All of the material below is to be repeated exactly.
=-=-=
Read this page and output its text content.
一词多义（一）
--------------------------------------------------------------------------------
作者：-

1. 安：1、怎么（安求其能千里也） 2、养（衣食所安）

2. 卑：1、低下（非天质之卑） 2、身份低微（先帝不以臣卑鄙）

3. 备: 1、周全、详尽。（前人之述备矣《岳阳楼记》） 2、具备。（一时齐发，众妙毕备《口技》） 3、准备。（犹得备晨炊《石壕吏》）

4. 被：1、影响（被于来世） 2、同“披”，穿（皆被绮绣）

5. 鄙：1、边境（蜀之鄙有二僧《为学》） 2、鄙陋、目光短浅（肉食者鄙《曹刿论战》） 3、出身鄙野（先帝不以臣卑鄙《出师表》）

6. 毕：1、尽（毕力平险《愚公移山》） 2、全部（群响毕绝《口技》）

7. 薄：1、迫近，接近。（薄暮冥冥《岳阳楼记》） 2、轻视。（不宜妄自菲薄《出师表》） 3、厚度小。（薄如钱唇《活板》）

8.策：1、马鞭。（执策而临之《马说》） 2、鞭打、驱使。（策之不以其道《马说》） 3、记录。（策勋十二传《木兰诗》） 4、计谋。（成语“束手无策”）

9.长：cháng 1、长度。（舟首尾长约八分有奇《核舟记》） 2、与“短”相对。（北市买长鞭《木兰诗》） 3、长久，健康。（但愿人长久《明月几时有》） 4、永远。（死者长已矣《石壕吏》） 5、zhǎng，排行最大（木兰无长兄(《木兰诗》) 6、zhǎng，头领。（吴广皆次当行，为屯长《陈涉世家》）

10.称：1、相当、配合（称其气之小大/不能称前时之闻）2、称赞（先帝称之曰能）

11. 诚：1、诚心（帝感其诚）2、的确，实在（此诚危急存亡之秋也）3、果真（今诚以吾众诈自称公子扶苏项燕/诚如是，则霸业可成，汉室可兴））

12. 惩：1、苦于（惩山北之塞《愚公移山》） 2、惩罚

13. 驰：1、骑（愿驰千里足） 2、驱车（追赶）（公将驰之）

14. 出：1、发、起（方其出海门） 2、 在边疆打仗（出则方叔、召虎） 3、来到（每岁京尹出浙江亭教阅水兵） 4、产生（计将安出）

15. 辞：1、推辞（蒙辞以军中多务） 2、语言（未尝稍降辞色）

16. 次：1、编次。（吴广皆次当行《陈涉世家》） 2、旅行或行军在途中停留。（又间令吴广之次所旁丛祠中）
=-=-=
Task output
Read this page and output its text content.
一词多义（一）
--------------------------------------------------------------------------------
作者：-

1. 安：1、怎么（安求其能千里也） 2、养（衣食所安）

2. 卑：1、低下（非天质之卑） 2、身份低微（先帝不以臣卑鄙）

3. 备: 1、周全、详尽。（前人之述备矣《岳阳楼记》） 2、具备。（一时齐发，众妙毕备《口技》） 3、准备。（犹得备晨炊《石壕吏》）

4. 被：1、影响（被于来世） 2、同“披”，穿（皆被绮绣）

5. 鄙：1、边境（蜀之鄙有二僧《为学》） 2、鄙陋、目光短浅（肉食者鄙《曹刿论战》） 3、出身鄙野（先帝不以臣卑鄙《出师表》）

6. 毕：1、尽（毕力平险《愚公移山》） 2、全部（群响毕绝《口技》）

7. 薄：1、迫近，接近。（薄暮冥冥《岳阳楼记》） 2、轻视。（不宜妄自菲薄《出师表》） 3、厚度小。（薄如钱唇《活板》）

8.策：1、马鞭。（执策而临之《马说》） 2、鞭打、驱使。（策之不以其道《马说》） 3、记录。（策勋十二传《木兰诗》） 4、计谋。（成语“束手无策”）

9.长：cháng 1、长度。（舟首尾长约八分有奇《核舟记》） 2、与“短”相对。（北市买长鞭《木兰诗》） 3、长久，健康。（但愿人长久《明月几时有》） 4、永远。（死者长已矣《石壕吏》） 5、zhǎng，排行最大（木兰无长兄(《木兰诗》) 6、zhǎng，头领。（吴广皆次当行，为屯长《陈涉世家》）

10.称：1、相当、配合（称其气之小大/不能称前时之闻）2、称赞（先帝称之曰能）

11. 诚：1、诚心（帝感其诚）2、的确，实在（此诚危急存亡之秋也）3、果真（今诚以吾众诈自称公子扶苏项燕/诚如是，则霸业可成，汉室可兴））

12. 惩：1、苦于（惩山北之塞《愚公移山》） 2、惩罚

13. 驰：1、骑（愿驰千里足） 2、驱车（追赶）（公将驰之）

14. 出：1、发、起（方其出海门） 2、 在边疆打仗（出则方叔、召虎） 3、来到（每岁京尹出浙江亭教阅水兵） 4、产生（计将安出）

15. 辞：1、推辞（蒙辞以军中多务） 2、语言（未尝稍降辞色）

16. 次：1、编次。（吴广皆次当行《陈涉世家》） 2、旅行或行军在途中停留。（又间令吴广之次所旁丛祠中）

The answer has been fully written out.